## SOURCE DATA
====

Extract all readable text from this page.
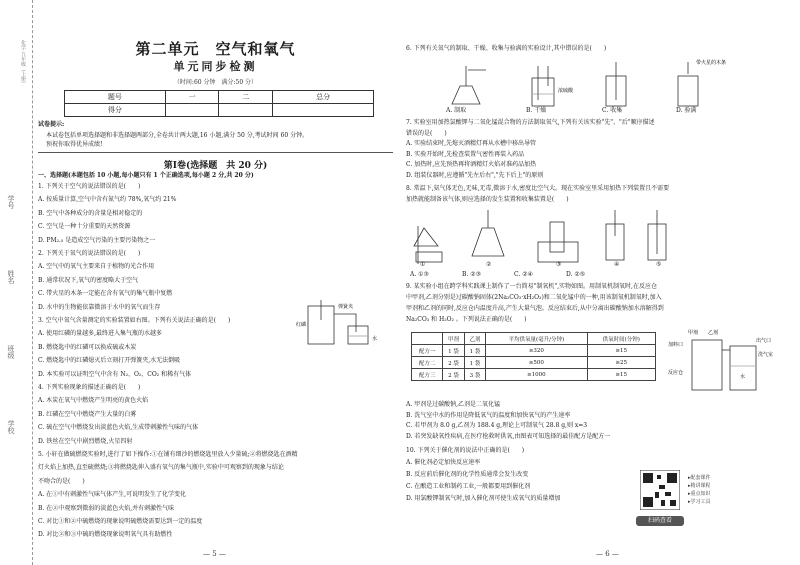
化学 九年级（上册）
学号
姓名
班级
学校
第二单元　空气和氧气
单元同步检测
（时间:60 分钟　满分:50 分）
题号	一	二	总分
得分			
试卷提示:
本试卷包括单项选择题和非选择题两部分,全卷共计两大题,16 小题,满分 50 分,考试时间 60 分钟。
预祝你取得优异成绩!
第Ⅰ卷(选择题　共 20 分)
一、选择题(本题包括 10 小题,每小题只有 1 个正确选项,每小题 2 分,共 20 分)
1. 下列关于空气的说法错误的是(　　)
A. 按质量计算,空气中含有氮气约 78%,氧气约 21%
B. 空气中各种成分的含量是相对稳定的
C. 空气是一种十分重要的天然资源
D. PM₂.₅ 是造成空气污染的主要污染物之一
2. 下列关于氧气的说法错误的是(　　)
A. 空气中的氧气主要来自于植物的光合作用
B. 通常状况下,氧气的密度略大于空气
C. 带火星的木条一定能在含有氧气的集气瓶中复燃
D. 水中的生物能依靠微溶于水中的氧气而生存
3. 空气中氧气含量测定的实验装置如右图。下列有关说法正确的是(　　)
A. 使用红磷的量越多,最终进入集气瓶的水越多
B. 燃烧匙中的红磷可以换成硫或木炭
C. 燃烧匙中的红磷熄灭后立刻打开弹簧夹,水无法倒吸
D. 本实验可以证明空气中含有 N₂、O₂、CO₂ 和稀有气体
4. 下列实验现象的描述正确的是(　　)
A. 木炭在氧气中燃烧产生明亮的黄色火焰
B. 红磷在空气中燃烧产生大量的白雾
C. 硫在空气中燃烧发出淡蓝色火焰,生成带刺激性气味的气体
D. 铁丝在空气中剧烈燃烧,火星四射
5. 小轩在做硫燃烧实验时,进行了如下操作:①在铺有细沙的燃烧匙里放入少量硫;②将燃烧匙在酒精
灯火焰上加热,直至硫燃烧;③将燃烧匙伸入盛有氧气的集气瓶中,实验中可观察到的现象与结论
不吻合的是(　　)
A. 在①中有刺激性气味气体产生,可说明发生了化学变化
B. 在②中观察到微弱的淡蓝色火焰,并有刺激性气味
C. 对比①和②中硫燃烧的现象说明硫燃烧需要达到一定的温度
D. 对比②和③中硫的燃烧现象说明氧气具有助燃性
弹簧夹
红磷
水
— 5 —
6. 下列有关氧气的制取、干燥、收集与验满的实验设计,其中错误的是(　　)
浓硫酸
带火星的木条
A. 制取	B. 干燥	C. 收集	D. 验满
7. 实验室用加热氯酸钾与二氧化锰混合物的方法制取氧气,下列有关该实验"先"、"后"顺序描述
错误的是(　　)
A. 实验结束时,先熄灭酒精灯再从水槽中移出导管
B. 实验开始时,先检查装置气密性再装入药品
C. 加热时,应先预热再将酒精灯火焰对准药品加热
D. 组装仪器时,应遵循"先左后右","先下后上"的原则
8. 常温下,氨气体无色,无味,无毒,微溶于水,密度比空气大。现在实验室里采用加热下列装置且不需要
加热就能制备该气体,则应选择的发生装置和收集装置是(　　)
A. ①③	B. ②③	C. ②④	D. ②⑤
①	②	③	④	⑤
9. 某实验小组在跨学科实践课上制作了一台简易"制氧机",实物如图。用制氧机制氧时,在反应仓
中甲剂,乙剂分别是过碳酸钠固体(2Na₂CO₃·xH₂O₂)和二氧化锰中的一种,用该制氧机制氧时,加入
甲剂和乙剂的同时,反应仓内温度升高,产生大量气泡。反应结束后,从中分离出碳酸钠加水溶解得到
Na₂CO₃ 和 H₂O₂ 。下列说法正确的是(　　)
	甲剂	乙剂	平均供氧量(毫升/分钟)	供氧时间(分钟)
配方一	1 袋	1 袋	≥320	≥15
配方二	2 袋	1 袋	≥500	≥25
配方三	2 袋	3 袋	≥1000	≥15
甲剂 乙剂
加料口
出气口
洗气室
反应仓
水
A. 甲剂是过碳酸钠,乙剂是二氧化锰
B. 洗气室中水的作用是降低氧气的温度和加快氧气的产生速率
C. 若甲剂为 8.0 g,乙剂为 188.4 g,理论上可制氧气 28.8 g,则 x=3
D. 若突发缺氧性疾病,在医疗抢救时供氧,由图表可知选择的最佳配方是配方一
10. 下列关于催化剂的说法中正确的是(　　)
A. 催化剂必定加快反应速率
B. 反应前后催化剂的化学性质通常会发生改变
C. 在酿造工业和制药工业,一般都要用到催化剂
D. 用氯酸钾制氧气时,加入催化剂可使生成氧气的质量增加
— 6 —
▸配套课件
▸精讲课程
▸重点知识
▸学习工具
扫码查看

====

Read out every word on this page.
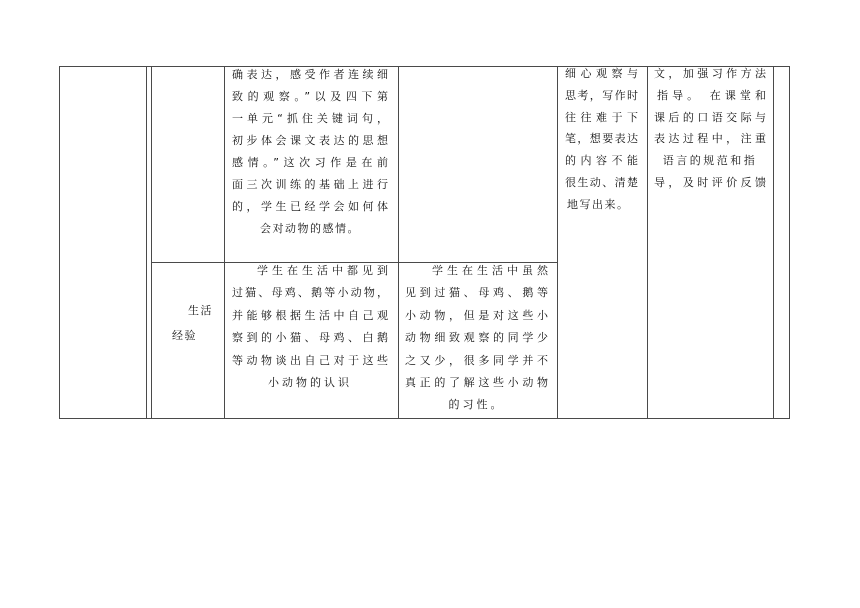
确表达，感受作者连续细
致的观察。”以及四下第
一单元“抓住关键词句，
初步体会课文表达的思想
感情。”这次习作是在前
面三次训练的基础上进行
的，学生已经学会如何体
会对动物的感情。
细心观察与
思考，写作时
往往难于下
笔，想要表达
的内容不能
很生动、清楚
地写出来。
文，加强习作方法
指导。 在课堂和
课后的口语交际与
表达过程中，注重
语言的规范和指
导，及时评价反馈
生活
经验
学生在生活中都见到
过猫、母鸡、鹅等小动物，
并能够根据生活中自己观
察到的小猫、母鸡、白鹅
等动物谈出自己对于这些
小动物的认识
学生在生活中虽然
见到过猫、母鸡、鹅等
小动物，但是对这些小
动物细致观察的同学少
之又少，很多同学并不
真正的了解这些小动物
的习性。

====

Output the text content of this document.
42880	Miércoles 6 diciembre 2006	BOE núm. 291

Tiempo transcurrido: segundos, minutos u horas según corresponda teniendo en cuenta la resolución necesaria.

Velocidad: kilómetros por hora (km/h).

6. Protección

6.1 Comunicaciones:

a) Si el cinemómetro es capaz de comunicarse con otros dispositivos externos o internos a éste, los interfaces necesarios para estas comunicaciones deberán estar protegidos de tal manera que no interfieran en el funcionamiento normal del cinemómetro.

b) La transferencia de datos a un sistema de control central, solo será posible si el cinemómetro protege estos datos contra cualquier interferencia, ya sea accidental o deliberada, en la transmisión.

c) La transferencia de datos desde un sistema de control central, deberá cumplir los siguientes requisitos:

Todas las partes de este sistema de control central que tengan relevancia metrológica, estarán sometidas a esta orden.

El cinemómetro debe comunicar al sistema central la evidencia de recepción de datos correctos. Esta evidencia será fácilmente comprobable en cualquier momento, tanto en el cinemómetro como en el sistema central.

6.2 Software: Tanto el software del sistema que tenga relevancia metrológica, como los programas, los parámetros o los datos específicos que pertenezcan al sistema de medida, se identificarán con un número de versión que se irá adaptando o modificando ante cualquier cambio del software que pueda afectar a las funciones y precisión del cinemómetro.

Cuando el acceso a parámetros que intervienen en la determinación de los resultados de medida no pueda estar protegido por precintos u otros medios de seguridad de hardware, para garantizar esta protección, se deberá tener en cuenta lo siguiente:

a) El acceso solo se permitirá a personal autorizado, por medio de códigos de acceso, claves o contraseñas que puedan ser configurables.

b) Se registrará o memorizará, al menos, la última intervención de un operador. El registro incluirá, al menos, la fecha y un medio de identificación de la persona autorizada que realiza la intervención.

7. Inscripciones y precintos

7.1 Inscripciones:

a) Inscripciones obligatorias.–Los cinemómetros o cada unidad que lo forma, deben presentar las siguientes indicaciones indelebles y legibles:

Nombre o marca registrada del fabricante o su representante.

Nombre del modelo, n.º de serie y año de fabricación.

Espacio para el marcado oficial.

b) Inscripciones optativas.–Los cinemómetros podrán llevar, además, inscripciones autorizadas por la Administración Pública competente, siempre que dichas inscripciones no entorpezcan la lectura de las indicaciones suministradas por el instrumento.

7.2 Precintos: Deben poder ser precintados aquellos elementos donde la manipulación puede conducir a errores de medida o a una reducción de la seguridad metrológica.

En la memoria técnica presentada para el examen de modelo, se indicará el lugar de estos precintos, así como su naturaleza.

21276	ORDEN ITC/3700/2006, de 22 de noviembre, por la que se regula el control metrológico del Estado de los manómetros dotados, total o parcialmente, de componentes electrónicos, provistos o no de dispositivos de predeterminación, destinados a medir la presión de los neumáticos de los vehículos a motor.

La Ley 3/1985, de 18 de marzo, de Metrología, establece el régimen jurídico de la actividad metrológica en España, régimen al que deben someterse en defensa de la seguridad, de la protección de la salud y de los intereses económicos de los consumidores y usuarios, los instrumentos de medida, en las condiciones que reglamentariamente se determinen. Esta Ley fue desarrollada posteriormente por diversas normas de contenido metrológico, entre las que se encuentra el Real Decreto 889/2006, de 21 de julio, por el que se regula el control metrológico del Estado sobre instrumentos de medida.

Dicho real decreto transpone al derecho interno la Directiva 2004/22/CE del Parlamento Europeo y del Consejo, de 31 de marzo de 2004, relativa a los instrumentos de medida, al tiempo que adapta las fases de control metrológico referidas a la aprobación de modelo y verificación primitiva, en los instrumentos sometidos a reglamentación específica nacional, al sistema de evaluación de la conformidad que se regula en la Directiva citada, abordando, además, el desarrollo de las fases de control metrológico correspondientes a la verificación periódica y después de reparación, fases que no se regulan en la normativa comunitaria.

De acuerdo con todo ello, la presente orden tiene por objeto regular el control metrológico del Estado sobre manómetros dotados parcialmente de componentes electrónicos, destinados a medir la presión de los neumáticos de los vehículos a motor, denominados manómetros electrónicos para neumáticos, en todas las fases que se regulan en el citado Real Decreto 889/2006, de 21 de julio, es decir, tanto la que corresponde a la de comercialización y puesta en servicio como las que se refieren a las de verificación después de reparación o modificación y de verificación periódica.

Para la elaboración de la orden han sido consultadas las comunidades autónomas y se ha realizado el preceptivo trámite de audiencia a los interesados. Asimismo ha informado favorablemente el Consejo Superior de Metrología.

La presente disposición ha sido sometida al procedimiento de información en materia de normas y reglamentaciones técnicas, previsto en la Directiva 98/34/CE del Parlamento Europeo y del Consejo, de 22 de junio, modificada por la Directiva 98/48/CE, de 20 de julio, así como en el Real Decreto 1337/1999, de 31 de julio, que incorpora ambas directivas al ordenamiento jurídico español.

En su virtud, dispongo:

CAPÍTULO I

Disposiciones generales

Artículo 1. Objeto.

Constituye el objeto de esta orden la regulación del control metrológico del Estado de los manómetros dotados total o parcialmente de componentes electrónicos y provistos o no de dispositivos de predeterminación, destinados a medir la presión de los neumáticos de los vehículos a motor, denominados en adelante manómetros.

====

## SHORT TASK
Report how many lines of the listing hold the word "Nombre", with nothing but the number.

## RESULT
2